(Dataset entries on figures)
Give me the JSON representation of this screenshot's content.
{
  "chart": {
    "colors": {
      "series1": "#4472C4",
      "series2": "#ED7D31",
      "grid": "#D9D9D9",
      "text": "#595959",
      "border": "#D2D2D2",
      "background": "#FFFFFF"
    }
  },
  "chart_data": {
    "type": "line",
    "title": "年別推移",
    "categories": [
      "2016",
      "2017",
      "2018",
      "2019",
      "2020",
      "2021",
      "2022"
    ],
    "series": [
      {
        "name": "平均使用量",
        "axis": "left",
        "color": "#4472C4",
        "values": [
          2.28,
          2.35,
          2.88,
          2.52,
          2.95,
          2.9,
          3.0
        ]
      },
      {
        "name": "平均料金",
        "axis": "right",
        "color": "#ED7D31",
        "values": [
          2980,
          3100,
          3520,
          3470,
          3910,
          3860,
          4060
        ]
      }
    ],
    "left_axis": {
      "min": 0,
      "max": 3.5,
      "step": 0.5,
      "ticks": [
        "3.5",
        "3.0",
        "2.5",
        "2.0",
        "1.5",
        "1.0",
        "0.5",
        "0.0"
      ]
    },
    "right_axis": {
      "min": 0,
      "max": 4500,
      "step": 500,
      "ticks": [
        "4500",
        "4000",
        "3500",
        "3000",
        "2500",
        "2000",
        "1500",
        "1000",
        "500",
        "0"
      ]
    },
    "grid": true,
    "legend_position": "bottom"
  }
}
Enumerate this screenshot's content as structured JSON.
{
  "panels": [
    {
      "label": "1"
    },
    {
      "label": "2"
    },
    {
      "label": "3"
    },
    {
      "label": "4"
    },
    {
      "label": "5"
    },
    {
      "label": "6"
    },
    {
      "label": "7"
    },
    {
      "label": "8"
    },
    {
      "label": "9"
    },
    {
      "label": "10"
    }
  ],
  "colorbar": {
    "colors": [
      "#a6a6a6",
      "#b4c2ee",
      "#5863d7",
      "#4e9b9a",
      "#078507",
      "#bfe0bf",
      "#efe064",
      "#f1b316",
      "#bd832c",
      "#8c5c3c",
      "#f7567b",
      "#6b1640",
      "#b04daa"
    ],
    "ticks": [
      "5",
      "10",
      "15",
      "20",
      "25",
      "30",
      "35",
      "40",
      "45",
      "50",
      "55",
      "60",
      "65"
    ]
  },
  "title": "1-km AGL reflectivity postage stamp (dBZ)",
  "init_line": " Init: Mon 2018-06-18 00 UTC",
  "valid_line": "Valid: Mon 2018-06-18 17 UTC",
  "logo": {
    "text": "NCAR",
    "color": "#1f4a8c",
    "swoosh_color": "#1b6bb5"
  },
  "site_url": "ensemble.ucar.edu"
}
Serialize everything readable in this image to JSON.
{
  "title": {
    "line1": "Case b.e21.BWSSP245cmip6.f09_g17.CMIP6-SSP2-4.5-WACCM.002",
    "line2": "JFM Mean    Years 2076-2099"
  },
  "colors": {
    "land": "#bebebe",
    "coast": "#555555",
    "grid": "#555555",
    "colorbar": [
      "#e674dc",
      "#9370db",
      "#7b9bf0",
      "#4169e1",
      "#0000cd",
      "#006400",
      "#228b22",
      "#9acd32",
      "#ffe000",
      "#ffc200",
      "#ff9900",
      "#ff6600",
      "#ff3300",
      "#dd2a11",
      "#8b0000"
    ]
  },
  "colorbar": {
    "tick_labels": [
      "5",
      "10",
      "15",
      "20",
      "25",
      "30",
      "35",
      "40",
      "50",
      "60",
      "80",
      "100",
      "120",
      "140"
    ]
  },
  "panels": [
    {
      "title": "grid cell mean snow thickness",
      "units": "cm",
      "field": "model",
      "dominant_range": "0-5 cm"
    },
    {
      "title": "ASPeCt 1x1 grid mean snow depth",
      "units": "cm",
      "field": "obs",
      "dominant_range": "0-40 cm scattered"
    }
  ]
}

» **WHAT THE TASK ASKS**: Give back the lines of the listing from the one with "Serialize everything readable" through the end, both included, exactly as written and with nothing added.

» **EXERCISE RESPONSE**:
Serialize everything readable in this image to JSON.
{
  "title": {
    "line1": "Case b.e21.BWSSP245cmip6.f09_g17.CMIP6-SSP2-4.5-WACCM.002",
    "line2": "JFM Mean    Years 2076-2099"
  },
  "colors": {
    "land": "#bebebe",
    "coast": "#555555",
    "grid": "#555555",
    "colorbar": [
      "#e674dc",
      "#9370db",
      "#7b9bf0",
      "#4169e1",
      "#0000cd",
      "#006400",
      "#228b22",
      "#9acd32",
      "#ffe000",
      "#ffc200",
      "#ff9900",
      "#ff6600",
      "#ff3300",
      "#dd2a11",
      "#8b0000"
    ]
  },
  "colorbar": {
    "tick_labels": [
      "5",
      "10",
      "15",
      "20",
      "25",
      "30",
      "35",
      "40",
      "50",
      "60",
      "80",
      "100",
      "120",
      "140"
    ]
  },
  "panels": [
    {
      "title": "grid cell mean snow thickness",
      "units": "cm",
      "field": "model",
      "dominant_range": "0-5 cm"
    },
    {
      "title": "ASPeCt 1x1 grid mean snow depth",
      "units": "cm",
      "field": "obs",
      "dominant_range": "0-40 cm scattered"
    }
  ]
}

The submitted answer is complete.